+++ Data for review +++

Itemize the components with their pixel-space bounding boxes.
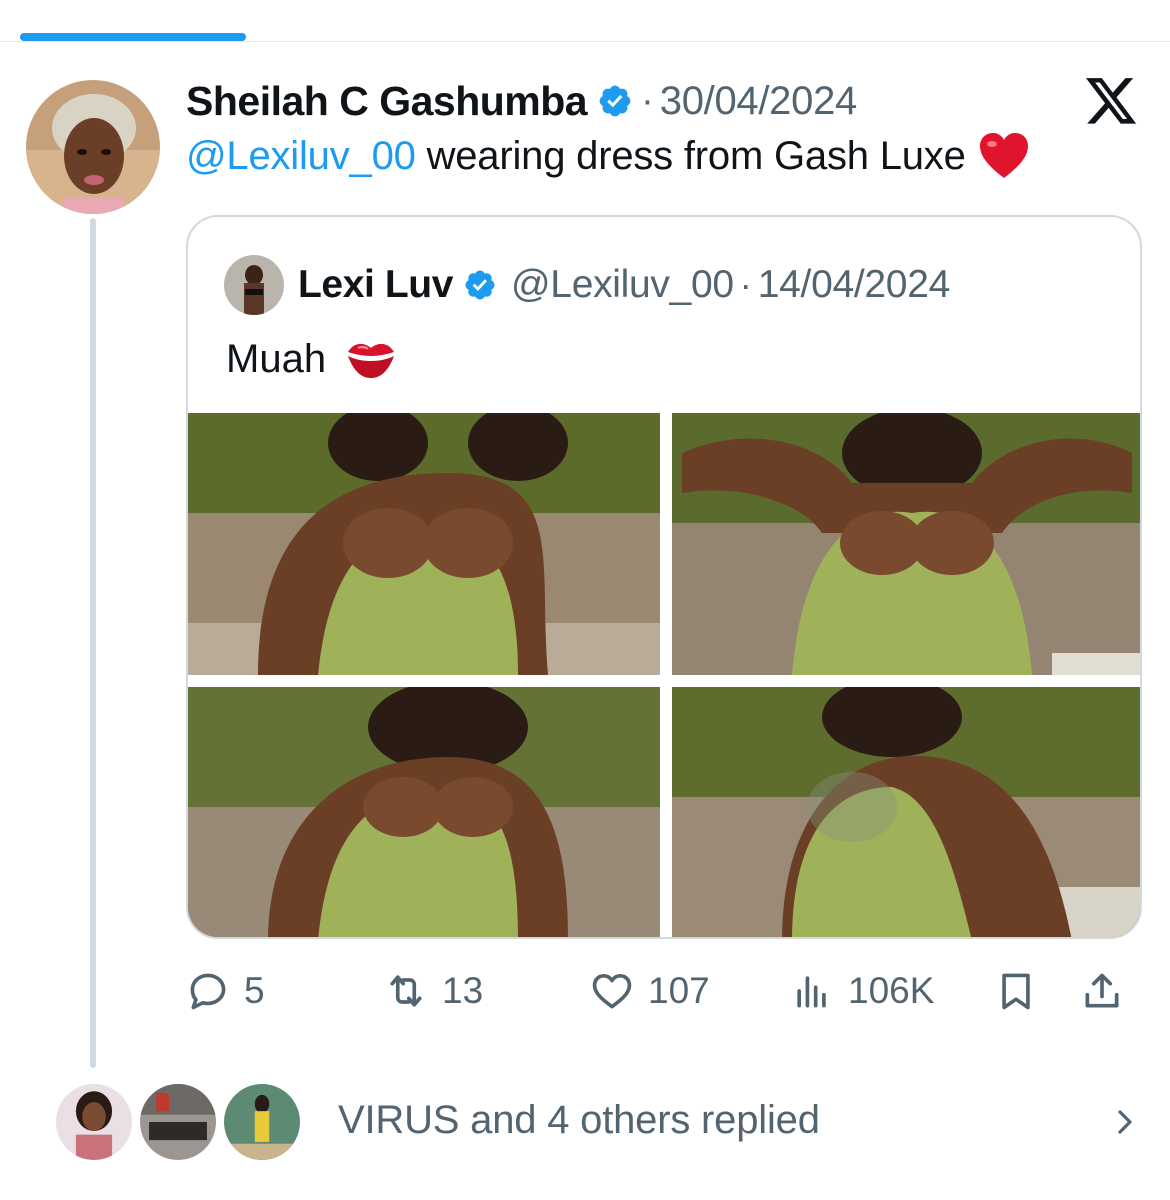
bookmark-button[interactable] <box>994 962 1038 1020</box>
replier-avatar-1 <box>52 1080 136 1164</box>
photo-4[interactable] <box>672 687 1140 937</box>
retweet-button[interactable]: 13 <box>384 962 483 1020</box>
replied-summary-text: VIRUS and 4 others replied <box>338 1098 820 1142</box>
chevron-right-icon[interactable] <box>1110 1102 1140 1142</box>
quote-author-avatar[interactable] <box>224 255 284 315</box>
reply-count: 5 <box>244 970 265 1011</box>
quote-author-handle[interactable]: @Lexiluv_00 <box>511 263 734 307</box>
bookmark-icon <box>1002 973 1030 1010</box>
photo-1[interactable] <box>188 413 660 675</box>
quote-text: Muah <box>226 337 398 382</box>
replied-summary-row[interactable]: VIRUS and 4 others replied <box>52 1078 1152 1168</box>
active-tab-indicator <box>20 33 246 41</box>
author-name[interactable]: Sheilah C Gashumba <box>186 78 588 125</box>
verified-badge-icon[interactable] <box>597 83 633 119</box>
quote-header: Lexi Luv @Lexiluv_00 · 14/04/2024 <box>224 255 950 315</box>
top-tab-bar <box>0 0 1170 42</box>
retweet-icon <box>390 975 422 1007</box>
author-avatar[interactable] <box>26 80 160 214</box>
retweet-count: 13 <box>442 970 484 1011</box>
reply-icon <box>190 973 226 1010</box>
share-upload-icon <box>1085 973 1119 1008</box>
reply-button[interactable]: 5 <box>186 962 265 1020</box>
like-heart-icon <box>592 973 632 1009</box>
tweet-text: @Lexiluv_00 wearing dress from Gash Luxe <box>186 132 1030 180</box>
share-button[interactable] <box>1080 962 1124 1020</box>
kiss-mark-emoji-icon <box>348 343 395 378</box>
tweet-body-text: wearing dress from Gash Luxe <box>415 133 966 178</box>
like-count: 107 <box>648 970 710 1011</box>
red-heart-emoji-icon <box>979 133 1028 178</box>
quote-body-text: Muah <box>226 337 327 381</box>
tweet-action-bar: 5 13 107 106K <box>186 962 1146 1020</box>
mention-link[interactable]: @Lexiluv_00 <box>186 134 416 179</box>
photo-2[interactable] <box>672 413 1140 675</box>
separator-dot: · <box>641 79 654 122</box>
tweet-author-row: Sheilah C Gashumba · 30/04/2024 <box>186 76 857 126</box>
photo-3[interactable] <box>188 687 660 937</box>
quote-author-name[interactable]: Lexi Luv <box>298 263 453 307</box>
thread-connector-line <box>90 218 96 1068</box>
quote-verified-badge-icon[interactable] <box>463 268 497 302</box>
like-button[interactable]: 107 <box>590 962 710 1020</box>
quote-date[interactable]: 14/04/2024 <box>758 263 951 307</box>
replier-avatar-2 <box>136 1080 220 1164</box>
media-grid <box>188 413 1140 937</box>
views-count: 106K <box>848 970 935 1011</box>
views-chart-icon <box>797 976 826 1008</box>
x-logo-icon <box>1086 78 1137 124</box>
replier-avatar-3 <box>220 1080 304 1164</box>
tweet-date[interactable]: 30/04/2024 <box>660 79 858 124</box>
views-button[interactable]: 106K <box>790 962 934 1020</box>
quoted-tweet-card[interactable]: Lexi Luv @Lexiluv_00 · 14/04/2024 Muah <box>186 215 1142 939</box>
quote-separator-dot: · <box>739 264 752 305</box>
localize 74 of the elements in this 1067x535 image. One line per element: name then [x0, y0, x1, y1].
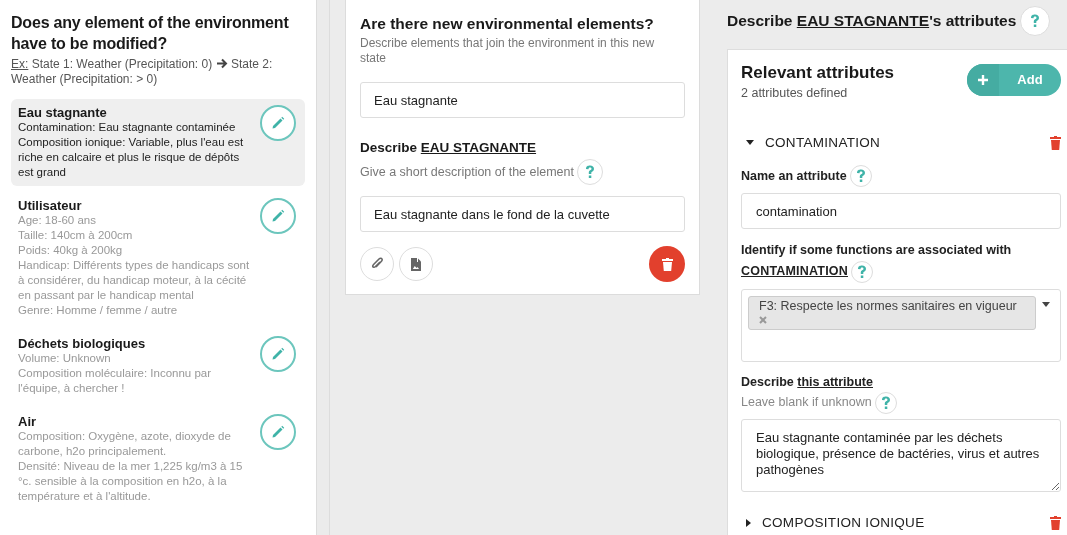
caret-down-icon	[746, 140, 754, 146]
help-button[interactable]	[849, 165, 872, 187]
remove-icon[interactable]	[759, 315, 767, 324]
delete-attribute-button[interactable]	[1050, 515, 1061, 530]
element-detail: Volume: Unknown	[18, 351, 112, 366]
field-label: Describe this attribute	[741, 373, 874, 391]
trash-icon	[1050, 135, 1061, 150]
help-icon	[857, 264, 867, 279]
element-detail: Composition ionique: Variable, plus l'eau est riche en calcaire et plus le risque de dépôts est grand	[18, 135, 245, 180]
functions-select[interactable]: F3: Respecte les normes sanitaires en vigueur	[741, 288, 1061, 362]
delete-attribute-button[interactable]	[1050, 135, 1061, 150]
edit-button[interactable]	[260, 414, 296, 450]
help-button[interactable]	[851, 260, 873, 283]
help-button[interactable]	[874, 391, 897, 414]
section-subtitle: Describe elements that join the environment in this new state	[360, 36, 656, 66]
edit-button[interactable]	[260, 336, 296, 372]
attribute-name-input[interactable]: contamination	[741, 193, 1061, 229]
pencil-icon	[271, 209, 285, 223]
help-icon	[585, 165, 595, 180]
delete-button[interactable]	[649, 246, 685, 283]
element-detail: Handicap: Différents types de handicaps sont à considérer, du handicap moteur, à la cécité en passant par le handicap mental	[18, 258, 251, 303]
help-icon	[1030, 14, 1041, 28]
element-item[interactable]: Eau stagnante Contamination: Eau stagnante contaminée Composition ionique: Variable, plus l'eau est riche en calcaire et plus le risque de dépôts est grand	[11, 99, 305, 186]
attach-button[interactable]	[360, 247, 394, 282]
field-label: Identify if some functions are associated with	[741, 242, 1013, 259]
trash-icon	[1050, 515, 1061, 530]
example-text: Ex: State 1: Weather (Precipitation: 0) State 2: Weather (Precipitation: > 0)	[11, 57, 274, 87]
image-file-icon	[411, 257, 421, 271]
help-icon	[855, 169, 866, 183]
section-title: Describe EAU STAGNANTE's attributes	[727, 11, 1017, 32]
element-link[interactable]: EAU STAGNANTE	[420, 140, 537, 155]
section-title: Are there new environmental elements?	[360, 14, 655, 34]
caret-right-icon	[746, 518, 751, 527]
element-name: Utilisateur	[18, 198, 83, 213]
element-detail: Age: 18-60 ans	[18, 213, 97, 228]
element-detail: Composition moléculaire: Inconnu par l'équipe, à chercher !	[18, 366, 213, 396]
attribute-link[interactable]: this attribute	[797, 374, 873, 389]
describe-label: Describe EAU STAGNANTE	[360, 139, 538, 157]
attribute-link[interactable]: CONTAMINATION	[741, 262, 848, 282]
attribute-toggle[interactable]: COMPOSITION IONIQUE	[741, 512, 925, 533]
pencil-icon	[271, 347, 285, 361]
pencil-icon	[271, 116, 285, 130]
help-icon	[880, 395, 891, 410]
image-file-button[interactable]	[399, 247, 433, 282]
element-detail: Genre: Homme / femme / autre	[18, 303, 179, 318]
plus-icon	[978, 75, 988, 85]
element-name: Air	[18, 414, 38, 429]
hint-text: Give a short description of the element	[360, 163, 574, 181]
edit-button[interactable]	[260, 198, 296, 234]
name-input[interactable]: Eau stagnante	[360, 82, 685, 118]
dropdown-caret-icon	[1042, 301, 1050, 307]
element-detail: Poids: 40kg à 200kg	[18, 243, 124, 258]
field-label: Name an attribute	[741, 167, 847, 185]
element-detail: Contamination: Eau stagnante contaminée	[18, 120, 237, 135]
element-link[interactable]: EAU STAGNANTE	[796, 12, 930, 30]
help-button[interactable]	[1020, 6, 1051, 36]
pencil-icon	[271, 425, 285, 439]
description-input[interactable]: Eau stagnante dans le fond de la cuvette	[360, 196, 685, 233]
element-detail: Densité: Niveau de la mer 1,225 kg/m3 à 15 °c. sensible à la composition en h2o, à la température et à l'altitude.	[18, 459, 244, 504]
element-name: Eau stagnante	[18, 105, 108, 120]
trash-icon	[661, 257, 673, 271]
help-button[interactable]	[577, 159, 603, 186]
element-detail: Taille: 140cm à 200cm	[18, 228, 134, 243]
element-name: Déchets biologiques	[18, 336, 147, 351]
attribute-description-textarea[interactable]: Eau stagnante contaminée par les déchets biologique, présence de bactéries, virus et autres pathogènes	[741, 418, 1061, 492]
edit-button[interactable]	[260, 105, 296, 141]
function-tag: F3: Respecte les normes sanitaires en vigueur	[748, 295, 1036, 330]
card-title: Relevant attributes	[741, 62, 895, 84]
attribute-count: 2 attributes defined	[741, 85, 849, 102]
hint-text: Leave blank if unknown	[741, 394, 872, 412]
arrow-right-icon	[215, 58, 228, 69]
attribute-toggle[interactable]: CONTAMINATION	[741, 132, 881, 153]
section-title: Does any element of the environment have to be modified?	[11, 13, 290, 54]
element-detail: Composition: Oxygène, azote, dioxyde de carbone, h2o principalement.	[18, 429, 232, 459]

+++

The expected output is every line from the material above where "link" can be found.

• _Response for this exercise_:
mention-link[interactable]: @Lexiluv_00 <box>186 134 416 179</box>
element-link[interactable]: EAU STAGNANTE	[420, 140, 537, 155]
attribute-link[interactable]: this attribute	[797, 374, 873, 389]
attribute-link[interactable]: CONTAMINATION	[741, 262, 848, 282]
element-link[interactable]: EAU STAGNANTE	[796, 12, 930, 30]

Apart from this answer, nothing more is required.